Scan the data. Collect each line that contains the word "Pool".

--- Begin ---

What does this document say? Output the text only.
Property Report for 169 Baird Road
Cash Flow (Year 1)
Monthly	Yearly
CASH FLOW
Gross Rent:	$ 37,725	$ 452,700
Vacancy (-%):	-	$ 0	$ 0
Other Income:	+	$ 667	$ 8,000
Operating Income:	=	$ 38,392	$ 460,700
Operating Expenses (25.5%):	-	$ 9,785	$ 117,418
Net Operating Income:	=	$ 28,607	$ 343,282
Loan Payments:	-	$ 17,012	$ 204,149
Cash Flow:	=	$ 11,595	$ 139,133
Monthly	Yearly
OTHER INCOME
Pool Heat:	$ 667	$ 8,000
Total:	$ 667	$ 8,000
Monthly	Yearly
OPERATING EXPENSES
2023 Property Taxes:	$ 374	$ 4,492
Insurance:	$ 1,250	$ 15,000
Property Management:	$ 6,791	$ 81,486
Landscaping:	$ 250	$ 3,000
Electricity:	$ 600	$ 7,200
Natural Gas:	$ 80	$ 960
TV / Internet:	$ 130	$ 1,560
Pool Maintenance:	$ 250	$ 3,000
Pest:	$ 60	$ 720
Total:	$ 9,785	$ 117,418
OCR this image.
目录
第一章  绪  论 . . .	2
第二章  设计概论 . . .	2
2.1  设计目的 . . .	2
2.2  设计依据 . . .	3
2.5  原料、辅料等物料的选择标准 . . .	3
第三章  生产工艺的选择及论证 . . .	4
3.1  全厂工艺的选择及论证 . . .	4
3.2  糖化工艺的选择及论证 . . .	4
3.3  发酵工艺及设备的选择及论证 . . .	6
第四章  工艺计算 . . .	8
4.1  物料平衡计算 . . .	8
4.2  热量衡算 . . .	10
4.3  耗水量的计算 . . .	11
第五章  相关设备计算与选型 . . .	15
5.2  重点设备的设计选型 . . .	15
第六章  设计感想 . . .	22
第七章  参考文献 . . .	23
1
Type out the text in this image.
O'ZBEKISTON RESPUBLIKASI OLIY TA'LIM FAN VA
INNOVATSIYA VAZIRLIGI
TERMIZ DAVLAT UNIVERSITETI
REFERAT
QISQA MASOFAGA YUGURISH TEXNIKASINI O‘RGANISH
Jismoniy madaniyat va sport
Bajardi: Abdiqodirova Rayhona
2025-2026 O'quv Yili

--- End ---

SOLUTION
Pool Heat:	$ 667	$ 8,000
Pool Maintenance:	$ 250	$ 3,000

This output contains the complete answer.